What to do =>
All of the data below should be written out exactly.

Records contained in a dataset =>
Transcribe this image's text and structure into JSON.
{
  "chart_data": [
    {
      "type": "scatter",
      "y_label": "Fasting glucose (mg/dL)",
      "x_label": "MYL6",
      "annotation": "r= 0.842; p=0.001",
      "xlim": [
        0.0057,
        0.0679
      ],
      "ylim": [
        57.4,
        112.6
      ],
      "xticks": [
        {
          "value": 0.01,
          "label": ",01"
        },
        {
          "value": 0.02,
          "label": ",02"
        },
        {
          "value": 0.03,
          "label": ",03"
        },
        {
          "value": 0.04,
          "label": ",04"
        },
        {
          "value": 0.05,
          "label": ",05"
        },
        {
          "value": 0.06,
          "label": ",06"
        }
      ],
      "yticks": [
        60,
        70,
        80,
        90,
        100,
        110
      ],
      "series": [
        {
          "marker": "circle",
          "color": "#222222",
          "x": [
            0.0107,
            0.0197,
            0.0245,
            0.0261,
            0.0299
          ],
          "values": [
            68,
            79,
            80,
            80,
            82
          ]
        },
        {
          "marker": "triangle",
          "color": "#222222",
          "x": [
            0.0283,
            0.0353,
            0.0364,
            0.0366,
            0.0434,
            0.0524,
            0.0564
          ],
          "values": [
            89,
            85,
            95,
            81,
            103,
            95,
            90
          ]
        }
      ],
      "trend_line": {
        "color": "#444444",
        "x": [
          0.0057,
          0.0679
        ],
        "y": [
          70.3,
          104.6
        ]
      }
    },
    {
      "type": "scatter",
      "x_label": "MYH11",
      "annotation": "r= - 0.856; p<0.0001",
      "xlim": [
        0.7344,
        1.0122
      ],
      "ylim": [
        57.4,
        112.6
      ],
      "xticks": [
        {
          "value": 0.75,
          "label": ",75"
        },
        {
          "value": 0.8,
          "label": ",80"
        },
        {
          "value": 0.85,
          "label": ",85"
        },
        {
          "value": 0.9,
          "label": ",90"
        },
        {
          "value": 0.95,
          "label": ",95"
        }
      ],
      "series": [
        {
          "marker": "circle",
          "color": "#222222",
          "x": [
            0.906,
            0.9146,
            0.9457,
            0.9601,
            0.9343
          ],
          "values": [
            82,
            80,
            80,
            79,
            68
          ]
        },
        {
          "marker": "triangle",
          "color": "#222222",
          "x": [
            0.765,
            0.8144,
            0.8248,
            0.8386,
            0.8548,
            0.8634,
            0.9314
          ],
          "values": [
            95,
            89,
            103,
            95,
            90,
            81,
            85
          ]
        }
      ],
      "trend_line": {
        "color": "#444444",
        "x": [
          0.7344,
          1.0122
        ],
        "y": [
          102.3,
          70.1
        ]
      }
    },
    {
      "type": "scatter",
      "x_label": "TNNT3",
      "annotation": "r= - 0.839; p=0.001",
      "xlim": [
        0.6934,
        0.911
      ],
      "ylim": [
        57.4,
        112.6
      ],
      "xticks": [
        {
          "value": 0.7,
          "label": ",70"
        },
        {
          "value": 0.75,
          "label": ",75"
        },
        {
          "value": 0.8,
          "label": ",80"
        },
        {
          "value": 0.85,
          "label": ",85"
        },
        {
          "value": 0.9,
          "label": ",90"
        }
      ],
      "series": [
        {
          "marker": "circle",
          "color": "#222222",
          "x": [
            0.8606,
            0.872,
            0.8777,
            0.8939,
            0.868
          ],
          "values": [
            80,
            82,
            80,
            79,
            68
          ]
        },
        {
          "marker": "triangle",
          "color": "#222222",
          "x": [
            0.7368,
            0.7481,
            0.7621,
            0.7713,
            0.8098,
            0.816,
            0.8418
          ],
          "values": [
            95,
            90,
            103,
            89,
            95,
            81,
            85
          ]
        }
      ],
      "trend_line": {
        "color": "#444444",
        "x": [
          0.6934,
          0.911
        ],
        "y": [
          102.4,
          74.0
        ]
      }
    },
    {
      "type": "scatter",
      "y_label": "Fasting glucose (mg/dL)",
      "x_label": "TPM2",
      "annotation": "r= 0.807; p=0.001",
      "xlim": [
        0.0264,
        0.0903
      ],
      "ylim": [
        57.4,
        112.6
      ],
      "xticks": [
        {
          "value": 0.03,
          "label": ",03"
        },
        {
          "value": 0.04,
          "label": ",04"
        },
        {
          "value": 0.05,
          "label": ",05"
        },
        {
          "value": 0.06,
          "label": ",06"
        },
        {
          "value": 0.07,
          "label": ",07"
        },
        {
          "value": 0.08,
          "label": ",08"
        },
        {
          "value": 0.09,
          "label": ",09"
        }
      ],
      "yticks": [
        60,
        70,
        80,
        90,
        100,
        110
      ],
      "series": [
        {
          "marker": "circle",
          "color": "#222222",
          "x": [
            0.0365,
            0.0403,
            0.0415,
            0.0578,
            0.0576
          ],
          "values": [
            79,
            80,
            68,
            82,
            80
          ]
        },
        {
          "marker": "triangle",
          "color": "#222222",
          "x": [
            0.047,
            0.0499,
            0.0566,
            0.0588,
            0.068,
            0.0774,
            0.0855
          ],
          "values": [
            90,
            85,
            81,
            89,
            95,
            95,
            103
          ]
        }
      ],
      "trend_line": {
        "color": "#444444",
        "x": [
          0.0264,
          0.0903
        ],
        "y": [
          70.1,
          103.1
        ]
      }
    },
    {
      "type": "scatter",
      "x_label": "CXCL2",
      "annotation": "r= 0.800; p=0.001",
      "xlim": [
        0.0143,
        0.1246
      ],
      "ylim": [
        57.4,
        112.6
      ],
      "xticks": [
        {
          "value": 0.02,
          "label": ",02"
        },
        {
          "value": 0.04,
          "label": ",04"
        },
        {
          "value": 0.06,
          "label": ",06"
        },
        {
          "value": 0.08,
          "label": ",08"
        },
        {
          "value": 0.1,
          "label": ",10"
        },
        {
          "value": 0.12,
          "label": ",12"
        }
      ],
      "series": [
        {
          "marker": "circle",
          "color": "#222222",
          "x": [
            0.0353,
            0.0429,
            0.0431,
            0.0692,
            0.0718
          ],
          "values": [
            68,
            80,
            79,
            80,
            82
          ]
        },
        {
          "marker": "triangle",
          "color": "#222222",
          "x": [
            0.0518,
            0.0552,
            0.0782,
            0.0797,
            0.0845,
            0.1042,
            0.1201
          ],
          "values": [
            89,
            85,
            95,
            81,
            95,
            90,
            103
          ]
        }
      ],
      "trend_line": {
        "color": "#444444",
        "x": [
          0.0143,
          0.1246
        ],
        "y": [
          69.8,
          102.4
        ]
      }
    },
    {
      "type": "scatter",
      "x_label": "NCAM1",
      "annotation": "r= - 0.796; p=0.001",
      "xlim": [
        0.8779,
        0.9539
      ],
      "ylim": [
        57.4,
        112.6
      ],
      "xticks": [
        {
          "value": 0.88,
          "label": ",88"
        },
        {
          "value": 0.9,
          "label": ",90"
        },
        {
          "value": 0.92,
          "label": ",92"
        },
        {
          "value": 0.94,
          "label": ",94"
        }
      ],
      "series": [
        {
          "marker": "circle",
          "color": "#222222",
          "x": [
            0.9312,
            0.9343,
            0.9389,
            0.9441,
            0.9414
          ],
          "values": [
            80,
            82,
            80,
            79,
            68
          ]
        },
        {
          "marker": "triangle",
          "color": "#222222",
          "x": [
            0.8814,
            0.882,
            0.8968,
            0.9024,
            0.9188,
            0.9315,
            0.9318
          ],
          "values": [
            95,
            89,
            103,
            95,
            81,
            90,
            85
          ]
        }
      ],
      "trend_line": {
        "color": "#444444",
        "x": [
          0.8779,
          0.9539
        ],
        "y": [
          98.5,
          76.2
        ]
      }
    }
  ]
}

Result for this exercise =>
Transcribe this image's text and structure into JSON.
{
  "chart_data": [
    {
      "type": "scatter",
      "y_label": "Fasting glucose (mg/dL)",
      "x_label": "MYL6",
      "annotation": "r= 0.842; p=0.001",
      "xlim": [
        0.0057,
        0.0679
      ],
      "ylim": [
        57.4,
        112.6
      ],
      "xticks": [
        {
          "value": 0.01,
          "label": ",01"
        },
        {
          "value": 0.02,
          "label": ",02"
        },
        {
          "value": 0.03,
          "label": ",03"
        },
        {
          "value": 0.04,
          "label": ",04"
        },
        {
          "value": 0.05,
          "label": ",05"
        },
        {
          "value": 0.06,
          "label": ",06"
        }
      ],
      "yticks": [
        60,
        70,
        80,
        90,
        100,
        110
      ],
      "series": [
        {
          "marker": "circle",
          "color": "#222222",
          "x": [
            0.0107,
            0.0197,
            0.0245,
            0.0261,
            0.0299
          ],
          "values": [
            68,
            79,
            80,
            80,
            82
          ]
        },
        {
          "marker": "triangle",
          "color": "#222222",
          "x": [
            0.0283,
            0.0353,
            0.0364,
            0.0366,
            0.0434,
            0.0524,
            0.0564
          ],
          "values": [
            89,
            85,
            95,
            81,
            103,
            95,
            90
          ]
        }
      ],
      "trend_line": {
        "color": "#444444",
        "x": [
          0.0057,
          0.0679
        ],
        "y": [
          70.3,
          104.6
        ]
      }
    },
    {
      "type": "scatter",
      "x_label": "MYH11",
      "annotation": "r= - 0.856; p<0.0001",
      "xlim": [
        0.7344,
        1.0122
      ],
      "ylim": [
        57.4,
        112.6
      ],
      "xticks": [
        {
          "value": 0.75,
          "label": ",75"
        },
        {
          "value": 0.8,
          "label": ",80"
        },
        {
          "value": 0.85,
          "label": ",85"
        },
        {
          "value": 0.9,
          "label": ",90"
        },
        {
          "value": 0.95,
          "label": ",95"
        }
      ],
      "series": [
        {
          "marker": "circle",
          "color": "#222222",
          "x": [
            0.906,
            0.9146,
            0.9457,
            0.9601,
            0.9343
          ],
          "values": [
            82,
            80,
            80,
            79,
            68
          ]
        },
        {
          "marker": "triangle",
          "color": "#222222",
          "x": [
            0.765,
            0.8144,
            0.8248,
            0.8386,
            0.8548,
            0.8634,
            0.9314
          ],
          "values": [
            95,
            89,
            103,
            95,
            90,
            81,
            85
          ]
        }
      ],
      "trend_line": {
        "color": "#444444",
        "x": [
          0.7344,
          1.0122
        ],
        "y": [
          102.3,
          70.1
        ]
      }
    },
    {
      "type": "scatter",
      "x_label": "TNNT3",
      "annotation": "r= - 0.839; p=0.001",
      "xlim": [
        0.6934,
        0.911
      ],
      "ylim": [
        57.4,
        112.6
      ],
      "xticks": [
        {
          "value": 0.7,
          "label": ",70"
        },
        {
          "value": 0.75,
          "label": ",75"
        },
        {
          "value": 0.8,
          "label": ",80"
        },
        {
          "value": 0.85,
          "label": ",85"
        },
        {
          "value": 0.9,
          "label": ",90"
        }
      ],
      "series": [
        {
          "marker": "circle",
          "color": "#222222",
          "x": [
            0.8606,
            0.872,
            0.8777,
            0.8939,
            0.868
          ],
          "values": [
            80,
            82,
            80,
            79,
            68
          ]
        },
        {
          "marker": "triangle",
          "color": "#222222",
          "x": [
            0.7368,
            0.7481,
            0.7621,
            0.7713,
            0.8098,
            0.816,
            0.8418
          ],
          "values": [
            95,
            90,
            103,
            89,
            95,
            81,
            85
          ]
        }
      ],
      "trend_line": {
        "color": "#444444",
        "x": [
          0.6934,
          0.911
        ],
        "y": [
          102.4,
          74.0
        ]
      }
    },
    {
      "type": "scatter",
      "y_label": "Fasting glucose (mg/dL)",
      "x_label": "TPM2",
      "annotation": "r= 0.807; p=0.001",
      "xlim": [
        0.0264,
        0.0903
      ],
      "ylim": [
        57.4,
        112.6
      ],
      "xticks": [
        {
          "value": 0.03,
          "label": ",03"
        },
        {
          "value": 0.04,
          "label": ",04"
        },
        {
          "value": 0.05,
          "label": ",05"
        },
        {
          "value": 0.06,
          "label": ",06"
        },
        {
          "value": 0.07,
          "label": ",07"
        },
        {
          "value": 0.08,
          "label": ",08"
        },
        {
          "value": 0.09,
          "label": ",09"
        }
      ],
      "yticks": [
        60,
        70,
        80,
        90,
        100,
        110
      ],
      "series": [
        {
          "marker": "circle",
          "color": "#222222",
          "x": [
            0.0365,
            0.0403,
            0.0415,
            0.0578,
            0.0576
          ],
          "values": [
            79,
            80,
            68,
            82,
            80
          ]
        },
        {
          "marker": "triangle",
          "color": "#222222",
          "x": [
            0.047,
            0.0499,
            0.0566,
            0.0588,
            0.068,
            0.0774,
            0.0855
          ],
          "values": [
            90,
            85,
            81,
            89,
            95,
            95,
            103
          ]
        }
      ],
      "trend_line": {
        "color": "#444444",
        "x": [
          0.0264,
          0.0903
        ],
        "y": [
          70.1,
          103.1
        ]
      }
    },
    {
      "type": "scatter",
      "x_label": "CXCL2",
      "annotation": "r= 0.800; p=0.001",
      "xlim": [
        0.0143,
        0.1246
      ],
      "ylim": [
        57.4,
        112.6
      ],
      "xticks": [
        {
          "value": 0.02,
          "label": ",02"
        },
        {
          "value": 0.04,
          "label": ",04"
        },
        {
          "value": 0.06,
          "label": ",06"
        },
        {
          "value": 0.08,
          "label": ",08"
        },
        {
          "value": 0.1,
          "label": ",10"
        },
        {
          "value": 0.12,
          "label": ",12"
        }
      ],
      "series": [
        {
          "marker": "circle",
          "color": "#222222",
          "x": [
            0.0353,
            0.0429,
            0.0431,
            0.0692,
            0.0718
          ],
          "values": [
            68,
            80,
            79,
            80,
            82
          ]
        },
        {
          "marker": "triangle",
          "color": "#222222",
          "x": [
            0.0518,
            0.0552,
            0.0782,
            0.0797,
            0.0845,
            0.1042,
            0.1201
          ],
          "values": [
            89,
            85,
            95,
            81,
            95,
            90,
            103
          ]
        }
      ],
      "trend_line": {
        "color": "#444444",
        "x": [
          0.0143,
          0.1246
        ],
        "y": [
          69.8,
          102.4
        ]
      }
    },
    {
      "type": "scatter",
      "x_label": "NCAM1",
      "annotation": "r= - 0.796; p=0.001",
      "xlim": [
        0.8779,
        0.9539
      ],
      "ylim": [
        57.4,
        112.6
      ],
      "xticks": [
        {
          "value": 0.88,
          "label": ",88"
        },
        {
          "value": 0.9,
          "label": ",90"
        },
        {
          "value": 0.92,
          "label": ",92"
        },
        {
          "value": 0.94,
          "label": ",94"
        }
      ],
      "series": [
        {
          "marker": "circle",
          "color": "#222222",
          "x": [
            0.9312,
            0.9343,
            0.9389,
            0.9441,
            0.9414
          ],
          "values": [
            80,
            82,
            80,
            79,
            68
          ]
        },
        {
          "marker": "triangle",
          "color": "#222222",
          "x": [
            0.8814,
            0.882,
            0.8968,
            0.9024,
            0.9188,
            0.9315,
            0.9318
          ],
          "values": [
            95,
            89,
            103,
            95,
            81,
            90,
            85
          ]
        }
      ],
      "trend_line": {
        "color": "#444444",
        "x": [
          0.8779,
          0.9539
        ],
        "y": [
          98.5,
          76.2
        ]
      }
    }
  ]
}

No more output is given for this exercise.